Dataset rows about figures:
- - - -

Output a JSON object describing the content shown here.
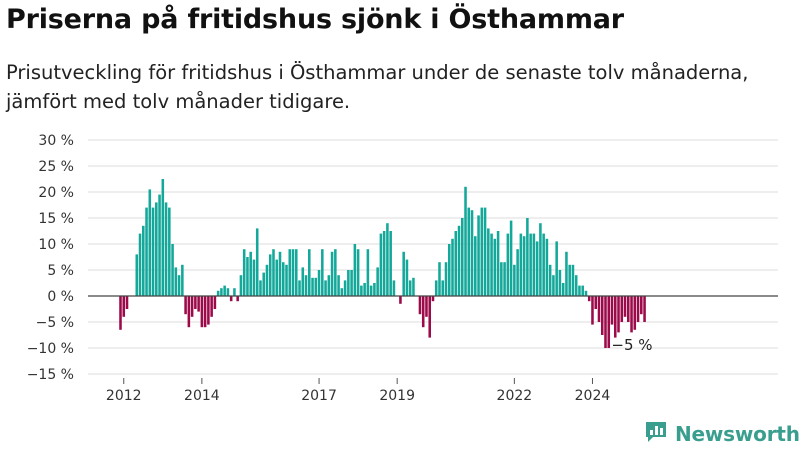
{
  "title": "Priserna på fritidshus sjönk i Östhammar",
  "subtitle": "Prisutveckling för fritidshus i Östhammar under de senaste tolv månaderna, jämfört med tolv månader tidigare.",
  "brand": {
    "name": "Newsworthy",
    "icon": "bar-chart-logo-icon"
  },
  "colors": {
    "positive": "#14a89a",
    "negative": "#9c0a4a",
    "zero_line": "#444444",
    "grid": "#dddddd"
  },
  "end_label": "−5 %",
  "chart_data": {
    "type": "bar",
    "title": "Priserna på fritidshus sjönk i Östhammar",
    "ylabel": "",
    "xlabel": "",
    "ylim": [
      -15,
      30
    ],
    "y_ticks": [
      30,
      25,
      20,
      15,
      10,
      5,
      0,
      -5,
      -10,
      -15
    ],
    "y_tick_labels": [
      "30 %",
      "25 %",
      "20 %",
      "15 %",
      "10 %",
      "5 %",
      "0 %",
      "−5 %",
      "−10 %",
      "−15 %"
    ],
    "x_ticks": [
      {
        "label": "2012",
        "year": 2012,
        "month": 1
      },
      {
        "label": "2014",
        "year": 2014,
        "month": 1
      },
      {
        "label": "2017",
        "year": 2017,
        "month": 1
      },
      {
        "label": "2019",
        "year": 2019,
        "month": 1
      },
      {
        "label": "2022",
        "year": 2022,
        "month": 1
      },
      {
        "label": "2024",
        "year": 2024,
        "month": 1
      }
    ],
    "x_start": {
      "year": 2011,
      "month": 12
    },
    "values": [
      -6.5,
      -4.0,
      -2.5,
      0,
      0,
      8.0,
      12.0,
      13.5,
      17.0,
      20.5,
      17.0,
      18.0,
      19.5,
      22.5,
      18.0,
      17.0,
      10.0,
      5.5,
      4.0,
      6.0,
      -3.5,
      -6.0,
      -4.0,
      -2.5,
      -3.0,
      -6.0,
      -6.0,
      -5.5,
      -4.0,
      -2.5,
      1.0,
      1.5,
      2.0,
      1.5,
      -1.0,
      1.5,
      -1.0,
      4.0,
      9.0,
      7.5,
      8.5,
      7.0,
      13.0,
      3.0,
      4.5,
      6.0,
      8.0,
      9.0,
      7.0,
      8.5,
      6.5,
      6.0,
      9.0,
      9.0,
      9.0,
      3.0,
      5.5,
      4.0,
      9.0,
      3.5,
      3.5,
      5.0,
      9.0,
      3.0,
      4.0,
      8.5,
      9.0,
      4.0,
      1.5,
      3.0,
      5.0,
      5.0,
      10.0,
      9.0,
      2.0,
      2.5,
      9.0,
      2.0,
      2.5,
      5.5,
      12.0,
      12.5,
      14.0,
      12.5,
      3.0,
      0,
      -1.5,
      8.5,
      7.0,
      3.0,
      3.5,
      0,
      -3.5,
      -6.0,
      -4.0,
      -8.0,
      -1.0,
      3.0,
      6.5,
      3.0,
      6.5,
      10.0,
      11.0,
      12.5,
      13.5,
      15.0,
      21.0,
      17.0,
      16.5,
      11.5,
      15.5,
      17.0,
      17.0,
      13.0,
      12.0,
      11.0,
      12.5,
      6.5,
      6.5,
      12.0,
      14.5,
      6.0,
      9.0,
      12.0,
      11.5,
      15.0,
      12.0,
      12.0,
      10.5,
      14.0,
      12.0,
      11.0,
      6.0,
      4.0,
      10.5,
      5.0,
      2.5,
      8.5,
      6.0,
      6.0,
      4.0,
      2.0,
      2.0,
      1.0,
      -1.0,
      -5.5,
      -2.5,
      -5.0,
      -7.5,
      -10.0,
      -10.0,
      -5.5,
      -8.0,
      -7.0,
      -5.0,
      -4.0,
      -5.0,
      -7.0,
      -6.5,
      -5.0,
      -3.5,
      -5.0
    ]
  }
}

- - - -

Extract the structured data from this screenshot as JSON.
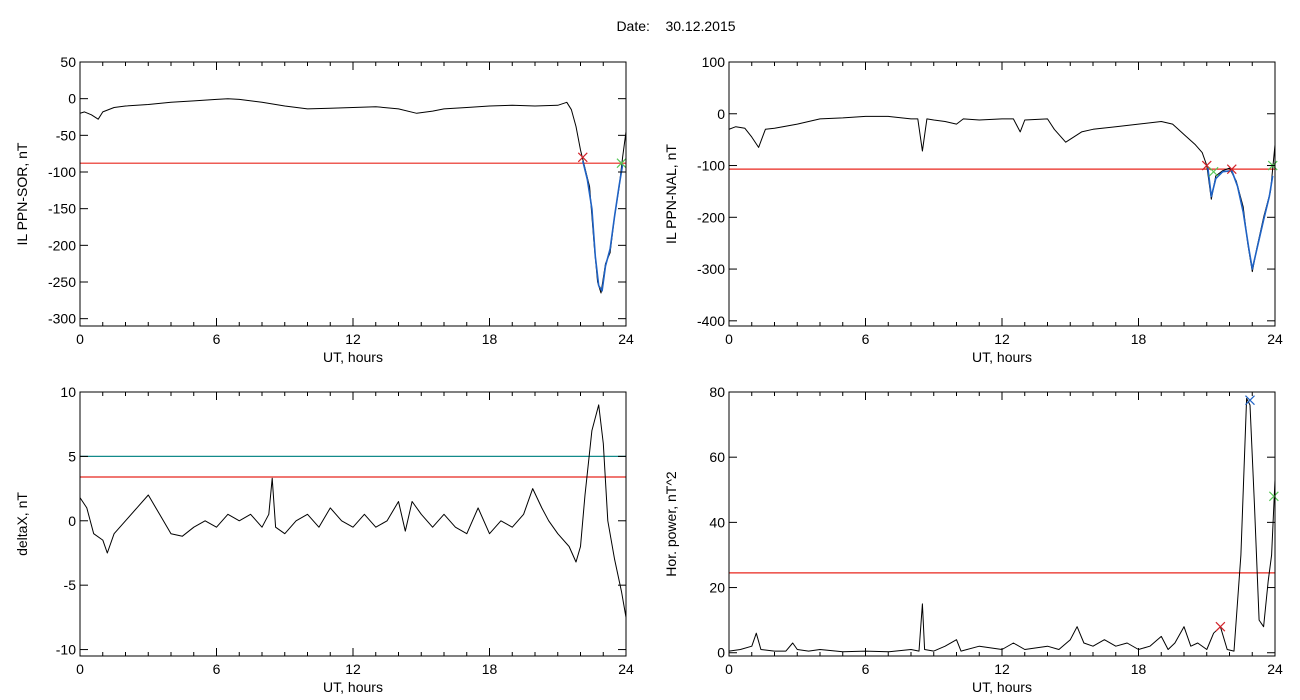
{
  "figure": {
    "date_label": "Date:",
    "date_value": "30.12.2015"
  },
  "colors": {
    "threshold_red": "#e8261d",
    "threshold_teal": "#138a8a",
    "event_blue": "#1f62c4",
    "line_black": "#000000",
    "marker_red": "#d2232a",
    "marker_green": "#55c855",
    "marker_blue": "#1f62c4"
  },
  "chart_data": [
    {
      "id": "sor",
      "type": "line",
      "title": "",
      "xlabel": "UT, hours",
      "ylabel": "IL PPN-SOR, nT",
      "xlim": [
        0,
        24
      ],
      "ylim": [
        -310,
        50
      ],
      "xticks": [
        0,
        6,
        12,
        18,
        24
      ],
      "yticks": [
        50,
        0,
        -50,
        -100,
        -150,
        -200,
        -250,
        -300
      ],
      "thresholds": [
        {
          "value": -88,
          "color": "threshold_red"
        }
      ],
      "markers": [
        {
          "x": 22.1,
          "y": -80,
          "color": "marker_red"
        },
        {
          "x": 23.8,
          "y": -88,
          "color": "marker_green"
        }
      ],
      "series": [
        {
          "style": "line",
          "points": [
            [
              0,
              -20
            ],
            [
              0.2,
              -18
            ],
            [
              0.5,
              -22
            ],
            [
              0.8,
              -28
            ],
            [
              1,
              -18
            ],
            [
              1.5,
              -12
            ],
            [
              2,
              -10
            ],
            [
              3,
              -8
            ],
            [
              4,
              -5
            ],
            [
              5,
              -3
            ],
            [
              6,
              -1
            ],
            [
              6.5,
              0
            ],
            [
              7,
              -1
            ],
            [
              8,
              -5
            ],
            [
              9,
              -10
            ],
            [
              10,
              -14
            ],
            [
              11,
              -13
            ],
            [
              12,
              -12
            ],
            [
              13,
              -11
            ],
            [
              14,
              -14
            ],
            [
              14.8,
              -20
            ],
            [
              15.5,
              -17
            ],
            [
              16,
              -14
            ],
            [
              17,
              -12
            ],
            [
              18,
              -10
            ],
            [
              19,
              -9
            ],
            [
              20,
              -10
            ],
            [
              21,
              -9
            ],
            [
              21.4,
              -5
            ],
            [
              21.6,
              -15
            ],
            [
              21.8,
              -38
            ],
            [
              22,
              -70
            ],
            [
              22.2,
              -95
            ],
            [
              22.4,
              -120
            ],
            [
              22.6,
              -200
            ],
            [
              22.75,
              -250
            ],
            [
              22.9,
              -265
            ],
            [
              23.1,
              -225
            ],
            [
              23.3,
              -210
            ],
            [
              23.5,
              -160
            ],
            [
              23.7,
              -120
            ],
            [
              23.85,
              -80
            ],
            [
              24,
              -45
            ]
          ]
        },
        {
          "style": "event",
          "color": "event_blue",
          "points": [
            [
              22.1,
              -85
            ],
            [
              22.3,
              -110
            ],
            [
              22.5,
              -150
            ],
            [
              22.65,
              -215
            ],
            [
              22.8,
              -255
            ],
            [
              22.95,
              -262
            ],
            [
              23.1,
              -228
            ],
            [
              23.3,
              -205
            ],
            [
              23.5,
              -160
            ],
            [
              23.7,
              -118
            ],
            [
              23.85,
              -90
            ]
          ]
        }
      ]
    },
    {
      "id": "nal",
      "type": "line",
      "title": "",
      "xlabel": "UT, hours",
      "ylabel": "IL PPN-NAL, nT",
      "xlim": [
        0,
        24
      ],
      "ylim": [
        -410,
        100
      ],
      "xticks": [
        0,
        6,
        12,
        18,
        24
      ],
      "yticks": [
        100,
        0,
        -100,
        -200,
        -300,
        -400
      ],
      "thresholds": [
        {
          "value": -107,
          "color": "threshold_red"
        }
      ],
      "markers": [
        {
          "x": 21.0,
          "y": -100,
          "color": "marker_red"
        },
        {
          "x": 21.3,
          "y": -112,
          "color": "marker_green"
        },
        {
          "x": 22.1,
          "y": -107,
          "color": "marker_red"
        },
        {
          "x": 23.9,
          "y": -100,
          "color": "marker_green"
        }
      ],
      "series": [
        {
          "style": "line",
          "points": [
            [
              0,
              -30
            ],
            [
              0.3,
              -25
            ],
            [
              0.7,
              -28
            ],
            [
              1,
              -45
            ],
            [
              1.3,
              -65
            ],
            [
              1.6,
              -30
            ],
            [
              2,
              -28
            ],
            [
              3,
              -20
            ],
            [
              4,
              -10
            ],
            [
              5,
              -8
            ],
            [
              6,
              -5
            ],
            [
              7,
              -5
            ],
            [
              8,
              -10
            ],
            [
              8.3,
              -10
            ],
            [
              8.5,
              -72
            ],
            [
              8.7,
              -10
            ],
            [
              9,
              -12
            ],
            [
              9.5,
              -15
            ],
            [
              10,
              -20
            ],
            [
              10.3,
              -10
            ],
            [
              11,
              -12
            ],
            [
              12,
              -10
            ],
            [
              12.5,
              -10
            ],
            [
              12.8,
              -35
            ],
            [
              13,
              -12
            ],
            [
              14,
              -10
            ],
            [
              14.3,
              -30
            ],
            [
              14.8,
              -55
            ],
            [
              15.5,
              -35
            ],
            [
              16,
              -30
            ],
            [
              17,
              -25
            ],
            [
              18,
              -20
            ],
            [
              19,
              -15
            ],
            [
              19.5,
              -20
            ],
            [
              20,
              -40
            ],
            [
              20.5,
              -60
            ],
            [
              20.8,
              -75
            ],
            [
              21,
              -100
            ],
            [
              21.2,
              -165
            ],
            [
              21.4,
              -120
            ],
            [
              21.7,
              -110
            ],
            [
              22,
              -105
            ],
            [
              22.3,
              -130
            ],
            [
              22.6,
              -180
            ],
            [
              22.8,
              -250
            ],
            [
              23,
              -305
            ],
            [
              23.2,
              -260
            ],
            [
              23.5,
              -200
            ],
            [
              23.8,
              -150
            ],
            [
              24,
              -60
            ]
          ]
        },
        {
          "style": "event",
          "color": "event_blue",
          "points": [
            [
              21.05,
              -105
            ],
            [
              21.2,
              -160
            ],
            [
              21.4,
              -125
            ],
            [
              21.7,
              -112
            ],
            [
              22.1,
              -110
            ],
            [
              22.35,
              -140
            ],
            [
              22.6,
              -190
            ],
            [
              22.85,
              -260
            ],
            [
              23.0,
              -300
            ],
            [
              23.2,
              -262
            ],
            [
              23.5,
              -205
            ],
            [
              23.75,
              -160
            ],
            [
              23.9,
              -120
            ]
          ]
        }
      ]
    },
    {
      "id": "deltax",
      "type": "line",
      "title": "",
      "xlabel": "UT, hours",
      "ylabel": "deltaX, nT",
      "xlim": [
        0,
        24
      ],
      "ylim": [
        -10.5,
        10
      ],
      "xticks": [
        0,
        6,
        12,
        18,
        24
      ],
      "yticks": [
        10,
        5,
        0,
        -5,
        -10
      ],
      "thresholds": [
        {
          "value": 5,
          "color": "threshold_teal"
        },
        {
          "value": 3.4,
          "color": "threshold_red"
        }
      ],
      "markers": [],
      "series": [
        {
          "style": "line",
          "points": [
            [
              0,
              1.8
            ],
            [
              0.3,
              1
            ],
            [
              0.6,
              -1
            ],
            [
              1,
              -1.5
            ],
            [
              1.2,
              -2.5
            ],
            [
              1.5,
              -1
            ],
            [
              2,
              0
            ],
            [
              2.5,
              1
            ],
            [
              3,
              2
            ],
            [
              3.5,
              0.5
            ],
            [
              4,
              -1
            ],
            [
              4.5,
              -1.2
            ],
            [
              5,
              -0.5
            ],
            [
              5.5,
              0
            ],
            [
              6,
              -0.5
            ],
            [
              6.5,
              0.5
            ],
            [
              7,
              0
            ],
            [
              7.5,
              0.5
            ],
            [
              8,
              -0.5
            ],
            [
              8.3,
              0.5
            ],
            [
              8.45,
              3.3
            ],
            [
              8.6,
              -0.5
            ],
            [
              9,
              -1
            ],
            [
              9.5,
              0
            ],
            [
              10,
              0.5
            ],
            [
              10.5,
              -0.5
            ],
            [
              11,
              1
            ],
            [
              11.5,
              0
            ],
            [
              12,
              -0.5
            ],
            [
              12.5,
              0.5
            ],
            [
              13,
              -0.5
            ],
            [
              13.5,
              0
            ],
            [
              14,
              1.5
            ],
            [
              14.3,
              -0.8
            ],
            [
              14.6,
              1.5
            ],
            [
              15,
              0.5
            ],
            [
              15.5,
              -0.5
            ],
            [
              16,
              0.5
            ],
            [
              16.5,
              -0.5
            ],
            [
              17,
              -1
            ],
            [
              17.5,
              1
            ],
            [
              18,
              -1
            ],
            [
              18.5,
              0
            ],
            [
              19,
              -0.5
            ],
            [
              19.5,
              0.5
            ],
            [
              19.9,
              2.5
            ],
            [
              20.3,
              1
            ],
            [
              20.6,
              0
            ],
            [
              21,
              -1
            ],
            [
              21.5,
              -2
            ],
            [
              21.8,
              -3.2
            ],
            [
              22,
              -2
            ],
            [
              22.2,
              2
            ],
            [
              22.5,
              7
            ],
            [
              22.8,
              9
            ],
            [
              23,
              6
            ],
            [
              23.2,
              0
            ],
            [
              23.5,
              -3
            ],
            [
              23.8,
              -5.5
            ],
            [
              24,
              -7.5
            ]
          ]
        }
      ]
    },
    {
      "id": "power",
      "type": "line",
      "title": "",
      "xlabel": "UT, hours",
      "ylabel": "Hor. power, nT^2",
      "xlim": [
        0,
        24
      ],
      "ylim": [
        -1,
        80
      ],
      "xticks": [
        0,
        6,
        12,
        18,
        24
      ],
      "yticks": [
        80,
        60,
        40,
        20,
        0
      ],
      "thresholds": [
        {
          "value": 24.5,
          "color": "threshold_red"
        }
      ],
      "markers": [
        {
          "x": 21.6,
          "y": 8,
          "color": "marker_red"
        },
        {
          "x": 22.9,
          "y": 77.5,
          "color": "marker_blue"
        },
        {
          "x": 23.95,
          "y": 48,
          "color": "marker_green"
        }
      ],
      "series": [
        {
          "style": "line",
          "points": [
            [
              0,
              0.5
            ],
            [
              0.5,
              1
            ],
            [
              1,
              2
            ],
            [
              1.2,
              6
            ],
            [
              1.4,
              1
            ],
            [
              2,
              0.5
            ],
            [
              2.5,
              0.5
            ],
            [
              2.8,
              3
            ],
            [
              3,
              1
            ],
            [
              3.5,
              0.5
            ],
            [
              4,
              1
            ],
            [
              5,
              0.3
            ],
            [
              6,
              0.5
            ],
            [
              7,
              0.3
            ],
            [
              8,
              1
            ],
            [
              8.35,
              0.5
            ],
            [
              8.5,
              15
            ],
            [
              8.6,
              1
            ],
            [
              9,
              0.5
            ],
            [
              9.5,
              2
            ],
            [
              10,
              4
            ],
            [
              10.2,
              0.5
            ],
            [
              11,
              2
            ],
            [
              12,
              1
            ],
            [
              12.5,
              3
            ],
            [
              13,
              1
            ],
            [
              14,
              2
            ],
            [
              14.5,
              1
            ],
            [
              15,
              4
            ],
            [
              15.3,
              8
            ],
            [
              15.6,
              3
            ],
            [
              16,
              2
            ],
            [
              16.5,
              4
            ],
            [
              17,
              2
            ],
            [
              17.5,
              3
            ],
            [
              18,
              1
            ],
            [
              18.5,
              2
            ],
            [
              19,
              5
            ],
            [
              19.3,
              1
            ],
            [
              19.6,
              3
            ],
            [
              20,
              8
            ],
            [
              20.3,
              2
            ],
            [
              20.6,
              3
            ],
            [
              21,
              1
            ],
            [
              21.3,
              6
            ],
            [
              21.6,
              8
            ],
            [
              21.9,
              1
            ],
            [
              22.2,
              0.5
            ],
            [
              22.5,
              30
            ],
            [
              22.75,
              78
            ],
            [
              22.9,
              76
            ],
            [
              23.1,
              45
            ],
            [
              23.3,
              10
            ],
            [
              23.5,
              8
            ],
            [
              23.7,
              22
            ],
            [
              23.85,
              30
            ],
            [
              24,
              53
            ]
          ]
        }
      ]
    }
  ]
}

- - - -

Gather all the lines that include the word "year" and copy them out.

        "year": 2012,
        "year": 2014,
        "year": 2017,
        "year": 2019,
        "year": 2022,
        "year": 2024,
      "year": 2011,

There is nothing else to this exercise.